[Start RECORDS]

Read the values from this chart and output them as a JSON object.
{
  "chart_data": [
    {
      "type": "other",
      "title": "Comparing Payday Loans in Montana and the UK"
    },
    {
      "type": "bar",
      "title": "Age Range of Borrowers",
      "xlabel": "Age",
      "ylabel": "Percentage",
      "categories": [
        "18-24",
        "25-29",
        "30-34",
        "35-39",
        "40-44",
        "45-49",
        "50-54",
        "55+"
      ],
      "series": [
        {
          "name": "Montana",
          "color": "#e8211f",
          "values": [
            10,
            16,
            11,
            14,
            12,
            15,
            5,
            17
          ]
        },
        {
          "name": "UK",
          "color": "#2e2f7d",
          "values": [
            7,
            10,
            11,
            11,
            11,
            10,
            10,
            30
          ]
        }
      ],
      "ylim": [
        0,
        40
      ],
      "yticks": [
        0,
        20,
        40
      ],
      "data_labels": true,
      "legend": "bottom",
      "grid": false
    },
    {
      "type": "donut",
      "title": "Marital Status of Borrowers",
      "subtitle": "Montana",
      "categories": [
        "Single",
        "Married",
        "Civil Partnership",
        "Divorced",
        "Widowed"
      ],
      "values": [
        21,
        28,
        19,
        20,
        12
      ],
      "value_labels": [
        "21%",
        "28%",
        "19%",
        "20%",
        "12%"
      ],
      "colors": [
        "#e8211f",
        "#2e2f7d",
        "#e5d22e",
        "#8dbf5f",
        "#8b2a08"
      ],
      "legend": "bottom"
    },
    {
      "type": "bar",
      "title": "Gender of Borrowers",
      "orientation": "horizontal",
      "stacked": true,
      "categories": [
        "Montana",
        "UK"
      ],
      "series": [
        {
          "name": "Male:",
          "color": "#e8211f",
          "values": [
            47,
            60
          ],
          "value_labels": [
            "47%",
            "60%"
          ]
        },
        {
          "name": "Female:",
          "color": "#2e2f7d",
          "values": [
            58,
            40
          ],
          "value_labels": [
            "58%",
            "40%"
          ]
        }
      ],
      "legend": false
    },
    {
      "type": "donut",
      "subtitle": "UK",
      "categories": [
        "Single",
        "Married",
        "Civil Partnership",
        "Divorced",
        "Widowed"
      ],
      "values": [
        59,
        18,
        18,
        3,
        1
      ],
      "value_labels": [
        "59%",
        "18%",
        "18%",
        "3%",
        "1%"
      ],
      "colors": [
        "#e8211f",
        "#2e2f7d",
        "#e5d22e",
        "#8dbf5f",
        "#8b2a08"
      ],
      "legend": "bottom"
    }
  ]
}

[End RECORDS]

■ **PROBLEM TO WORK ON**
Hand back the material above in full, exactly as written.

■ **IN RESPONSE**
Read the values from this chart and output them as a JSON object.
{
  "chart_data": [
    {
      "type": "other",
      "title": "Comparing Payday Loans in Montana and the UK"
    },
    {
      "type": "bar",
      "title": "Age Range of Borrowers",
      "xlabel": "Age",
      "ylabel": "Percentage",
      "categories": [
        "18-24",
        "25-29",
        "30-34",
        "35-39",
        "40-44",
        "45-49",
        "50-54",
        "55+"
      ],
      "series": [
        {
          "name": "Montana",
          "color": "#e8211f",
          "values": [
            10,
            16,
            11,
            14,
            12,
            15,
            5,
            17
          ]
        },
        {
          "name": "UK",
          "color": "#2e2f7d",
          "values": [
            7,
            10,
            11,
            11,
            11,
            10,
            10,
            30
          ]
        }
      ],
      "ylim": [
        0,
        40
      ],
      "yticks": [
        0,
        20,
        40
      ],
      "data_labels": true,
      "legend": "bottom",
      "grid": false
    },
    {
      "type": "donut",
      "title": "Marital Status of Borrowers",
      "subtitle": "Montana",
      "categories": [
        "Single",
        "Married",
        "Civil Partnership",
        "Divorced",
        "Widowed"
      ],
      "values": [
        21,
        28,
        19,
        20,
        12
      ],
      "value_labels": [
        "21%",
        "28%",
        "19%",
        "20%",
        "12%"
      ],
      "colors": [
        "#e8211f",
        "#2e2f7d",
        "#e5d22e",
        "#8dbf5f",
        "#8b2a08"
      ],
      "legend": "bottom"
    },
    {
      "type": "bar",
      "title": "Gender of Borrowers",
      "orientation": "horizontal",
      "stacked": true,
      "categories": [
        "Montana",
        "UK"
      ],
      "series": [
        {
          "name": "Male:",
          "color": "#e8211f",
          "values": [
            47,
            60
          ],
          "value_labels": [
            "47%",
            "60%"
          ]
        },
        {
          "name": "Female:",
          "color": "#2e2f7d",
          "values": [
            58,
            40
          ],
          "value_labels": [
            "58%",
            "40%"
          ]
        }
      ],
      "legend": false
    },
    {
      "type": "donut",
      "subtitle": "UK",
      "categories": [
        "Single",
        "Married",
        "Civil Partnership",
        "Divorced",
        "Widowed"
      ],
      "values": [
        59,
        18,
        18,
        3,
        1
      ],
      "value_labels": [
        "59%",
        "18%",
        "18%",
        "3%",
        "1%"
      ],
      "colors": [
        "#e8211f",
        "#2e2f7d",
        "#e5d22e",
        "#8dbf5f",
        "#8b2a08"
      ],
      "legend": "bottom"
    }
  ]
}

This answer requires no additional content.